**WORK REQUIRED**:
Omitting the pictures, output all of the records precisely as written.

**INFORMATION SUPPLIED**:
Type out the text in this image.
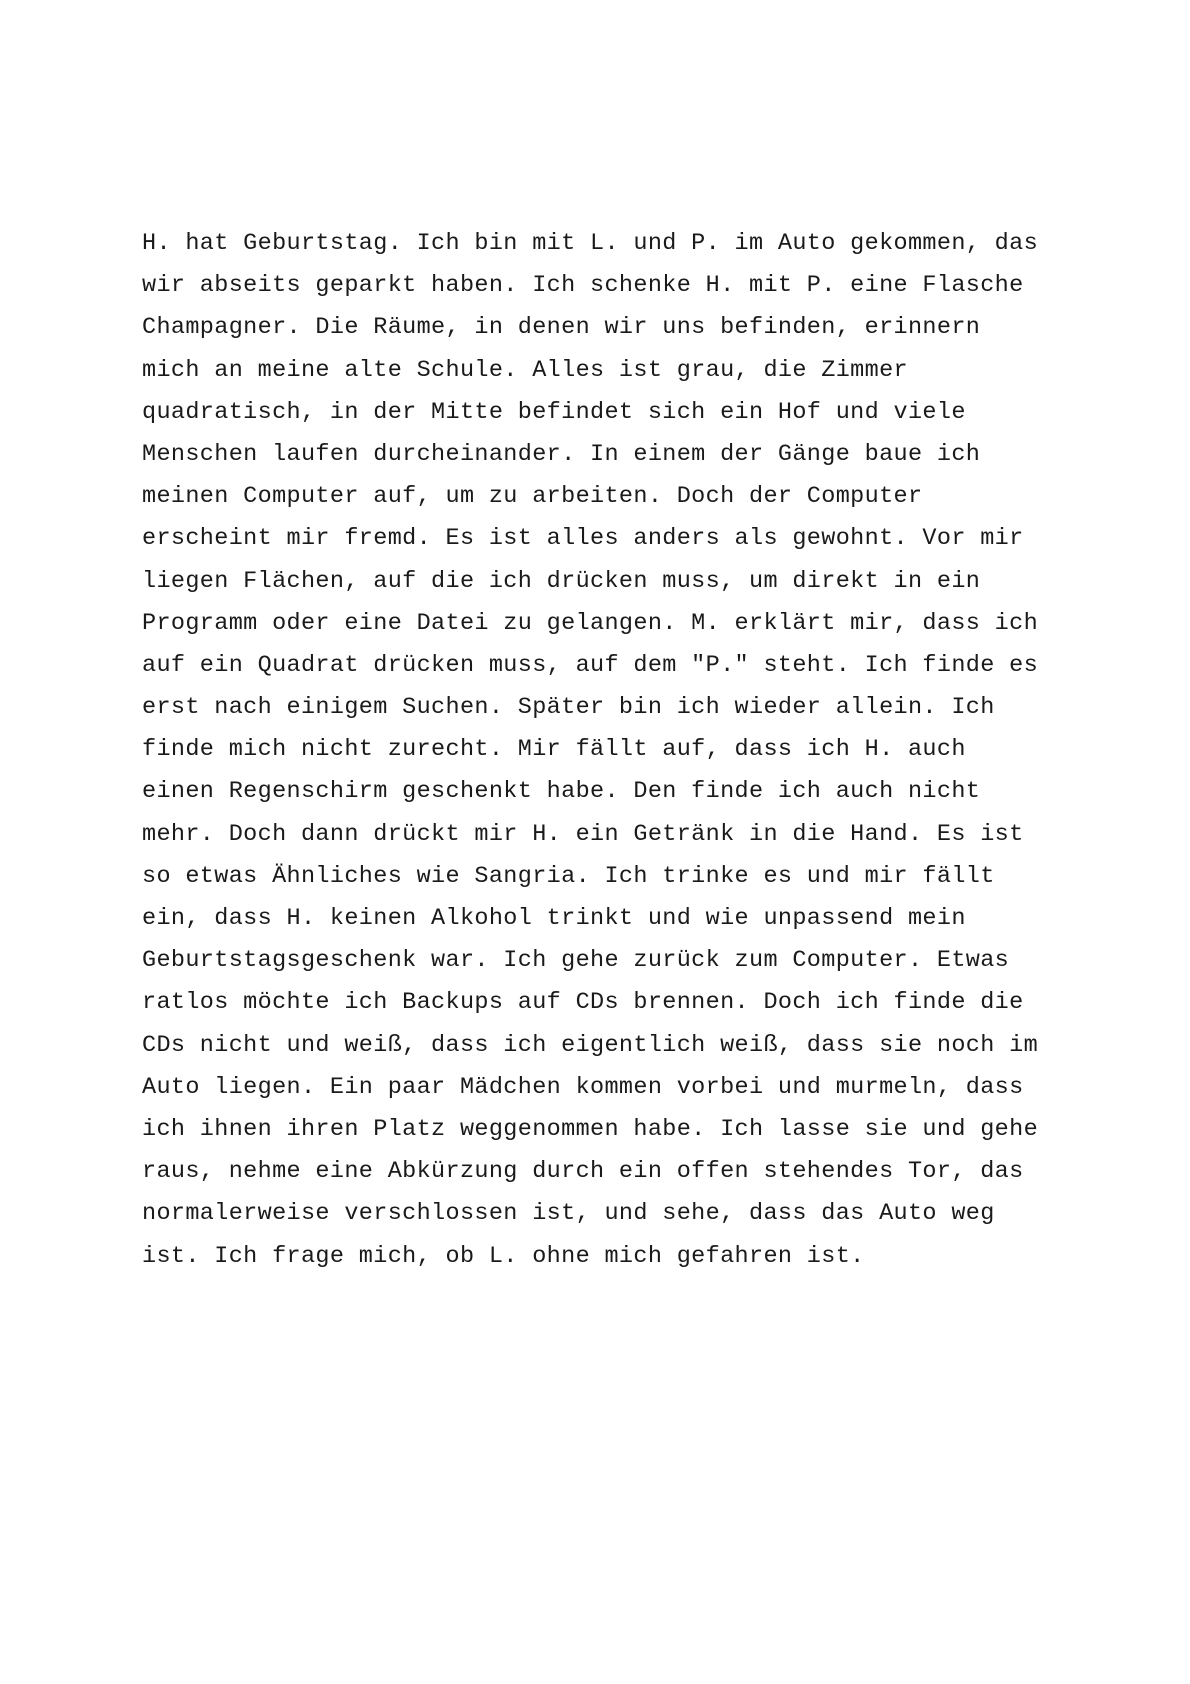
H. hat Geburtstag. Ich bin mit L. und P. im Auto gekommen, das
wir abseits geparkt haben. Ich schenke H. mit P. eine Flasche
Champagner. Die Räume, in denen wir uns befinden, erinnern
mich an meine alte Schule. Alles ist grau, die Zimmer
quadratisch, in der Mitte befindet sich ein Hof und viele
Menschen laufen durcheinander. In einem der Gänge baue ich
meinen Computer auf, um zu arbeiten. Doch der Computer
erscheint mir fremd. Es ist alles anders als gewohnt. Vor mir
liegen Flächen, auf die ich drücken muss, um direkt in ein
Programm oder eine Datei zu gelangen. M. erklärt mir, dass ich
auf ein Quadrat drücken muss, auf dem "P." steht. Ich finde es
erst nach einigem Suchen. Später bin ich wieder allein. Ich
finde mich nicht zurecht. Mir fällt auf, dass ich H. auch
einen Regenschirm geschenkt habe. Den finde ich auch nicht
mehr. Doch dann drückt mir H. ein Getränk in die Hand. Es ist
so etwas Ähnliches wie Sangria. Ich trinke es und mir fällt
ein, dass H. keinen Alkohol trinkt und wie unpassend mein
Geburtstagsgeschenk war. Ich gehe zurück zum Computer. Etwas
ratlos möchte ich Backups auf CDs brennen. Doch ich finde die
CDs nicht und weiß, dass ich eigentlich weiß, dass sie noch im
Auto liegen. Ein paar Mädchen kommen vorbei und murmeln, dass
ich ihnen ihren Platz weggenommen habe. Ich lasse sie und gehe
raus, nehme eine Abkürzung durch ein offen stehendes Tor, das
normalerweise verschlossen ist, und sehe, dass das Auto weg
ist. Ich frage mich, ob L. ohne mich gefahren ist.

**WRITTEN SOLUTION**:
Type out the text in this image.
H. hat Geburtstag. Ich bin mit L. und P. im Auto gekommen, das
wir abseits geparkt haben. Ich schenke H. mit P. eine Flasche
Champagner. Die Räume, in denen wir uns befinden, erinnern
mich an meine alte Schule. Alles ist grau, die Zimmer
quadratisch, in der Mitte befindet sich ein Hof und viele
Menschen laufen durcheinander. In einem der Gänge baue ich
meinen Computer auf, um zu arbeiten. Doch der Computer
erscheint mir fremd. Es ist alles anders als gewohnt. Vor mir
liegen Flächen, auf die ich drücken muss, um direkt in ein
Programm oder eine Datei zu gelangen. M. erklärt mir, dass ich
auf ein Quadrat drücken muss, auf dem "P." steht. Ich finde es
erst nach einigem Suchen. Später bin ich wieder allein. Ich
finde mich nicht zurecht. Mir fällt auf, dass ich H. auch
einen Regenschirm geschenkt habe. Den finde ich auch nicht
mehr. Doch dann drückt mir H. ein Getränk in die Hand. Es ist
so etwas Ähnliches wie Sangria. Ich trinke es und mir fällt
ein, dass H. keinen Alkohol trinkt und wie unpassend mein
Geburtstagsgeschenk war. Ich gehe zurück zum Computer. Etwas
ratlos möchte ich Backups auf CDs brennen. Doch ich finde die
CDs nicht und weiß, dass ich eigentlich weiß, dass sie noch im
Auto liegen. Ein paar Mädchen kommen vorbei und murmeln, dass
ich ihnen ihren Platz weggenommen habe. Ich lasse sie und gehe
raus, nehme eine Abkürzung durch ein offen stehendes Tor, das
normalerweise verschlossen ist, und sehe, dass das Auto weg
ist. Ich frage mich, ob L. ohne mich gefahren ist.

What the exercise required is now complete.